Records for the task

........

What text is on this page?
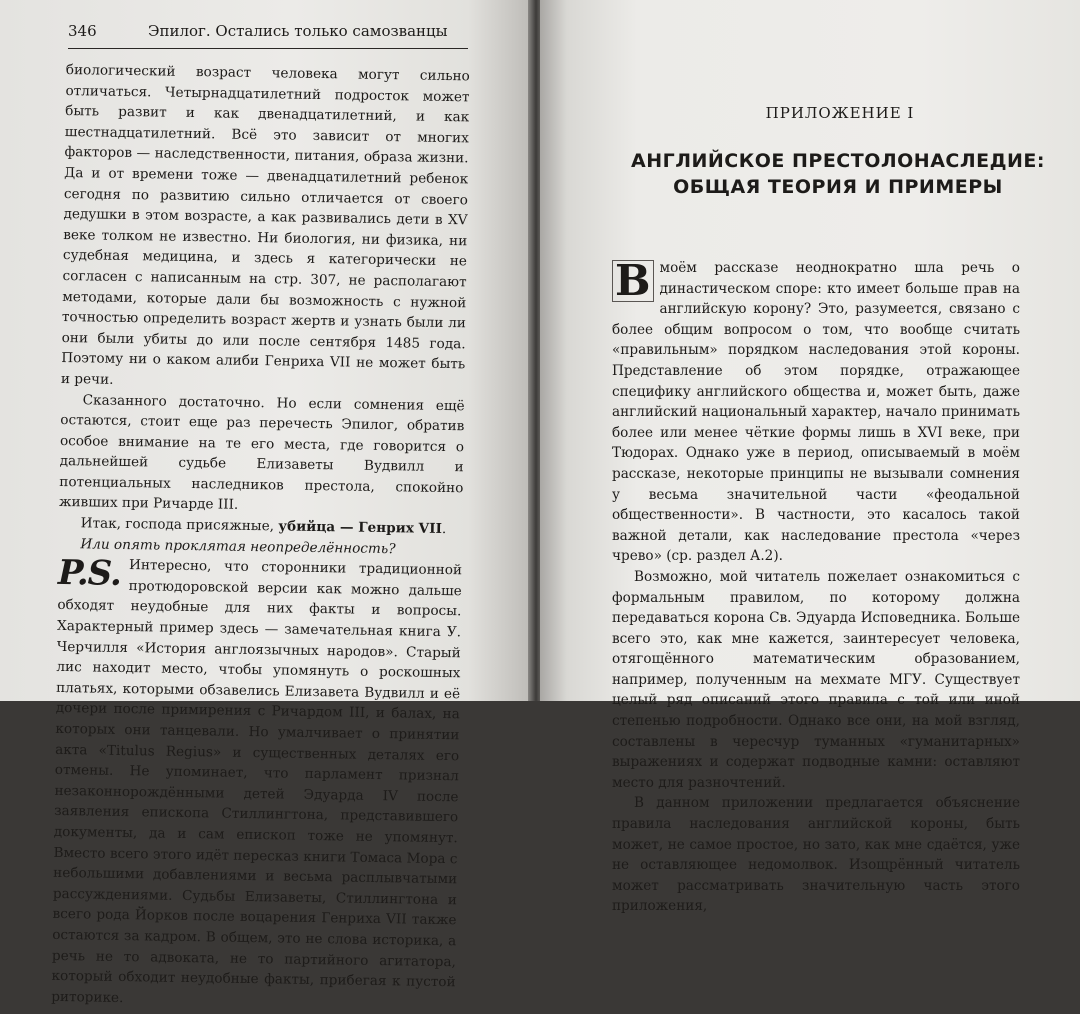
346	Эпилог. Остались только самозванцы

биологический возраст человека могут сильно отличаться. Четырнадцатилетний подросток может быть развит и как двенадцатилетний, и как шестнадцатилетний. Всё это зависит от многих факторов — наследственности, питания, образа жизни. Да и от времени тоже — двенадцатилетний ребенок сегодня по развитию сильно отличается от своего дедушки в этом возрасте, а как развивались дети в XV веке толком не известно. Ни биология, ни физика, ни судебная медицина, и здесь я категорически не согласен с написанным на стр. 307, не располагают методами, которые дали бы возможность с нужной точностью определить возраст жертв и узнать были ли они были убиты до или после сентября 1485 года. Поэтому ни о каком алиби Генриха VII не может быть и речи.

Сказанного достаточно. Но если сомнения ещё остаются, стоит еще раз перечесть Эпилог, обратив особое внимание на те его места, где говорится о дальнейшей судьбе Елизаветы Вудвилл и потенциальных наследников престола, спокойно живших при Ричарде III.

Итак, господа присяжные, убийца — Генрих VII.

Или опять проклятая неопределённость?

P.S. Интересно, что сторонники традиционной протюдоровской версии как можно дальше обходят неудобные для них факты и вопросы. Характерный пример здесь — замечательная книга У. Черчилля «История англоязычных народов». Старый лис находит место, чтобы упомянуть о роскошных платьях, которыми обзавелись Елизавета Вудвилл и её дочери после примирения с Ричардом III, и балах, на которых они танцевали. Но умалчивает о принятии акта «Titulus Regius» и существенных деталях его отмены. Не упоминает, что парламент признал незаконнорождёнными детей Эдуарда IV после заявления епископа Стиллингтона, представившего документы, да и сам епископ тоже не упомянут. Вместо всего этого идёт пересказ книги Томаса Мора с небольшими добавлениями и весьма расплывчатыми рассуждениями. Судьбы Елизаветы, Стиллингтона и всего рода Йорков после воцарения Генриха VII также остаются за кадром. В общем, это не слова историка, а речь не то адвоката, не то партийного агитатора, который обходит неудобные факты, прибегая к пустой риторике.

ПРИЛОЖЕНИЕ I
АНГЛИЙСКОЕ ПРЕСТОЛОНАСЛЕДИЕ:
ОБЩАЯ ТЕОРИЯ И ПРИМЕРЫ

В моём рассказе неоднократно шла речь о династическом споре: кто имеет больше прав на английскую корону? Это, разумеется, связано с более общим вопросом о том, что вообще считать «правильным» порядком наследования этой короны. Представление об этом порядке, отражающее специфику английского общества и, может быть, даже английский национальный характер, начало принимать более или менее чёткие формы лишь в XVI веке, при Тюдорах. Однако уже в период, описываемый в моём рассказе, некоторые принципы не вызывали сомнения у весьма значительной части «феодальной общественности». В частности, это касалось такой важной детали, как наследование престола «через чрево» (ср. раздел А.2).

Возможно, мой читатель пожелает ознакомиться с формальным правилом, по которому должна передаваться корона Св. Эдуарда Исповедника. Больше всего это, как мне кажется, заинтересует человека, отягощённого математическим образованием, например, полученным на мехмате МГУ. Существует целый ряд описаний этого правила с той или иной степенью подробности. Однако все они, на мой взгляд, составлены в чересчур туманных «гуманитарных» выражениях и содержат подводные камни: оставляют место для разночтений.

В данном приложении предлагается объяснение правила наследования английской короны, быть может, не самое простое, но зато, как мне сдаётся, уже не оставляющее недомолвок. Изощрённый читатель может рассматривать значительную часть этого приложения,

........

Written task
Show, from the material above, each line that includes the string "Эпилог".

Task answer
346	Эпилог. Остались только самозванцы
Сказанного достаточно. Но если сомнения ещё остаются, стоит еще раз перечесть Эпилог, обратив особое внимание на те его места, где говорится о дальнейшей судьбе Елизаветы Вудвилл и потенциальных наследников престола, спокойно живших при Ричарде III.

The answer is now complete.